-- INSTRUCTIONS TO FOLLOW --
In the entries below, identify every line with the string "compañeros" and copy it.

.....

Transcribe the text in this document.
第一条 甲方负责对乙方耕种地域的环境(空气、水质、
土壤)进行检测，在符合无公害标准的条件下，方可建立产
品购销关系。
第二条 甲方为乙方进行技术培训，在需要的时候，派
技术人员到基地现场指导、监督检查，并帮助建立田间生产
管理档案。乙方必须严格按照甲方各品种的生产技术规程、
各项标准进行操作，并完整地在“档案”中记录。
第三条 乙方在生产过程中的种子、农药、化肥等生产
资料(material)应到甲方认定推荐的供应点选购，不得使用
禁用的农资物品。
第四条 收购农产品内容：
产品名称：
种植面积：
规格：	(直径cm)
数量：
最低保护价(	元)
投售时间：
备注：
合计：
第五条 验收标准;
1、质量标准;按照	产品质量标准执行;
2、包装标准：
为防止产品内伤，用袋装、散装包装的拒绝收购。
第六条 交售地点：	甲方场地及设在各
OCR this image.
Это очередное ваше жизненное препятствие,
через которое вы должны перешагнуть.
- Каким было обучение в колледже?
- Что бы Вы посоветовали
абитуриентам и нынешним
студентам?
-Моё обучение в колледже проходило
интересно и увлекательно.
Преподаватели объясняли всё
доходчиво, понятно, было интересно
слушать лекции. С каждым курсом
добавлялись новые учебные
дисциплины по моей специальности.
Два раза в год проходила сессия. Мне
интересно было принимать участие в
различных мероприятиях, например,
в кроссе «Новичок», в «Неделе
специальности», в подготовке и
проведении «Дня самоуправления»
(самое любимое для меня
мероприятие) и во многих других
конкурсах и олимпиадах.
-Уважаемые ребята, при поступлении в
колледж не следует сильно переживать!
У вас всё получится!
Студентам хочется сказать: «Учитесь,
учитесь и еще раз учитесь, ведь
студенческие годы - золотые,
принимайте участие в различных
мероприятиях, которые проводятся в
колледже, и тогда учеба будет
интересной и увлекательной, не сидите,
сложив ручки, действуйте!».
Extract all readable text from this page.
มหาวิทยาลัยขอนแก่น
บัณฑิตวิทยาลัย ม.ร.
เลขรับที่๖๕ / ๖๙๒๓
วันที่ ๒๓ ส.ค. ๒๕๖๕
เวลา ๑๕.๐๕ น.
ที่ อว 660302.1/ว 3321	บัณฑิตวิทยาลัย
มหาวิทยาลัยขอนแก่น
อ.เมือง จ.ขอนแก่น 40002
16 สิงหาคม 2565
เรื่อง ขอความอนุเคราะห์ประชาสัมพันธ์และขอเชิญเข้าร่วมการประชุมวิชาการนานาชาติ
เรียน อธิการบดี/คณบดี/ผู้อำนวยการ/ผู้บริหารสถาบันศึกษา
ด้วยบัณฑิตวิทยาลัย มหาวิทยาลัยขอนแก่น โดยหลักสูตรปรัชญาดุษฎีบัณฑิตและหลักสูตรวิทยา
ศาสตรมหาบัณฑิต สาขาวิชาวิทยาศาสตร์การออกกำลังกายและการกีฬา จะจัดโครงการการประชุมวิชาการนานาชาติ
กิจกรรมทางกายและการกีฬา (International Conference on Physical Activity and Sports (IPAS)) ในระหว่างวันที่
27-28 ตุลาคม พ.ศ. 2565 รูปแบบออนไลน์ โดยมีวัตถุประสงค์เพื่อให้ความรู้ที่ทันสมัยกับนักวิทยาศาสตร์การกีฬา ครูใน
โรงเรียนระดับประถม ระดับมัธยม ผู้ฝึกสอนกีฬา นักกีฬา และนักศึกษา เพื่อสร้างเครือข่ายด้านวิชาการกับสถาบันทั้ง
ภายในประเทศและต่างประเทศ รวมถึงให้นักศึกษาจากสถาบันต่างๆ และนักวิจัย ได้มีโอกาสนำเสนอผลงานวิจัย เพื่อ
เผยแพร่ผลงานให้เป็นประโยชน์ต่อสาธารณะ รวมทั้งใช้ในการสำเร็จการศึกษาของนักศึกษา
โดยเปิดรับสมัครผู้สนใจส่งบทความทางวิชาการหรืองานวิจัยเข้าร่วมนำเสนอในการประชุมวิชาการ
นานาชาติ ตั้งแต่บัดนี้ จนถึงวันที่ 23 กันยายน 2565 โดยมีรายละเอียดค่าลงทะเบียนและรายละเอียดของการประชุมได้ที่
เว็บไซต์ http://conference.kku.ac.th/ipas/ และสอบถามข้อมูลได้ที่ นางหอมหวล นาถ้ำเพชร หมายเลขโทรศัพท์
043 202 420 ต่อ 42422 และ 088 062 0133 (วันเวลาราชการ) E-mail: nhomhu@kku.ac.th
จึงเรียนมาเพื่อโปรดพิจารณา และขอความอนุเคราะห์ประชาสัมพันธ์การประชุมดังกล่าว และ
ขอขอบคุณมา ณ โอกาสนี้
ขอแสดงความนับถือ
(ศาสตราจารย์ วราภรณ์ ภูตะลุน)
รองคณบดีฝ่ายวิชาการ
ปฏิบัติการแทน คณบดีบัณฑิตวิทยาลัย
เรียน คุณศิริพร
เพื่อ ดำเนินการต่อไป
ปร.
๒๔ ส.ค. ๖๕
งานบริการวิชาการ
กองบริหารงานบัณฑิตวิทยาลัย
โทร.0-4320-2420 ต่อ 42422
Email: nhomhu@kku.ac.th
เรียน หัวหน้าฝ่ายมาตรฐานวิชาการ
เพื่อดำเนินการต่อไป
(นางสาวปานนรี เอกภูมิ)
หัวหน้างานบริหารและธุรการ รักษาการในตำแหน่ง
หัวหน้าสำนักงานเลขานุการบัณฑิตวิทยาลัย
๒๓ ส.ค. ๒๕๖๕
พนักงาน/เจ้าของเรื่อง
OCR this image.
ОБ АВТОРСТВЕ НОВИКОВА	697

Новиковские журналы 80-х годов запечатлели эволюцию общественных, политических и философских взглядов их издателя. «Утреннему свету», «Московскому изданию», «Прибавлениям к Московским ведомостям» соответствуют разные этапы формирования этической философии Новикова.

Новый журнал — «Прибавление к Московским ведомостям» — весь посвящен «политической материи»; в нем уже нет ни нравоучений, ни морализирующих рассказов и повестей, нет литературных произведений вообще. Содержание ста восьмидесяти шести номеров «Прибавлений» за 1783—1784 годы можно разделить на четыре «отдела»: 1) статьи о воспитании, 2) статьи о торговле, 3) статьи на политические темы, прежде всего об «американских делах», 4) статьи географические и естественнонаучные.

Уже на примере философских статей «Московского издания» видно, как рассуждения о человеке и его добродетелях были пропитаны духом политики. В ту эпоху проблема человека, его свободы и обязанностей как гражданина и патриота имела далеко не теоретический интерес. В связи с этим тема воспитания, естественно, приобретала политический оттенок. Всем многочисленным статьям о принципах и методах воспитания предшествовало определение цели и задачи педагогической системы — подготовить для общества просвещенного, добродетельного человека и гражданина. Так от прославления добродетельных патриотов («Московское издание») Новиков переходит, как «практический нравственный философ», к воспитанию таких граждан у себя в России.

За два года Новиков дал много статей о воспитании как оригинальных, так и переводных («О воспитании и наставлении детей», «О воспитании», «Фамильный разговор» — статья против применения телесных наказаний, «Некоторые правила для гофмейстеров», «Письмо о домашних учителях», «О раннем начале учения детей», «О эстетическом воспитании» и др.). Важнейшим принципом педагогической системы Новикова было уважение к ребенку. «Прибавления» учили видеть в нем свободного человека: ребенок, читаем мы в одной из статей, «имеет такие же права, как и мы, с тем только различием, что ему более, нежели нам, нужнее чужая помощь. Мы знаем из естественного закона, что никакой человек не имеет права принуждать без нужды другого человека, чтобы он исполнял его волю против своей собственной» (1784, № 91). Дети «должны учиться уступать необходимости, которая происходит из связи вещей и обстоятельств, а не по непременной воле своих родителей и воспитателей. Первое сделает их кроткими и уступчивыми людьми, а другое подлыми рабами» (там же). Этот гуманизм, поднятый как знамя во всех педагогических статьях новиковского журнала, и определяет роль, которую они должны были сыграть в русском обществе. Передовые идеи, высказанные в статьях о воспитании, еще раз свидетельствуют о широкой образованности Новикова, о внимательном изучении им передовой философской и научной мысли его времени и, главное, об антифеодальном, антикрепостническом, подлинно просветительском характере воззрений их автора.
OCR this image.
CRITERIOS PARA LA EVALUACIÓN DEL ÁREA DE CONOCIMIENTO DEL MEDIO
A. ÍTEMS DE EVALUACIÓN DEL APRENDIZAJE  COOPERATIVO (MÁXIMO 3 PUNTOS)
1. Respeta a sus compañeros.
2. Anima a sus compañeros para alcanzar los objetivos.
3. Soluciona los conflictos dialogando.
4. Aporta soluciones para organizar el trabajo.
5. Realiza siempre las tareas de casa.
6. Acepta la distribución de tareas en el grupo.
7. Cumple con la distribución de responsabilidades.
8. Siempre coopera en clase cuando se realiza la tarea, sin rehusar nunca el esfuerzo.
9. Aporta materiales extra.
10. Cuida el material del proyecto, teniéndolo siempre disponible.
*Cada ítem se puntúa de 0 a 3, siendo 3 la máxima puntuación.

.....

-- RESPONSE TO THE EXERCISE --
1. Respeta a sus compañeros.
2. Anima a sus compañeros para alcanzar los objetivos.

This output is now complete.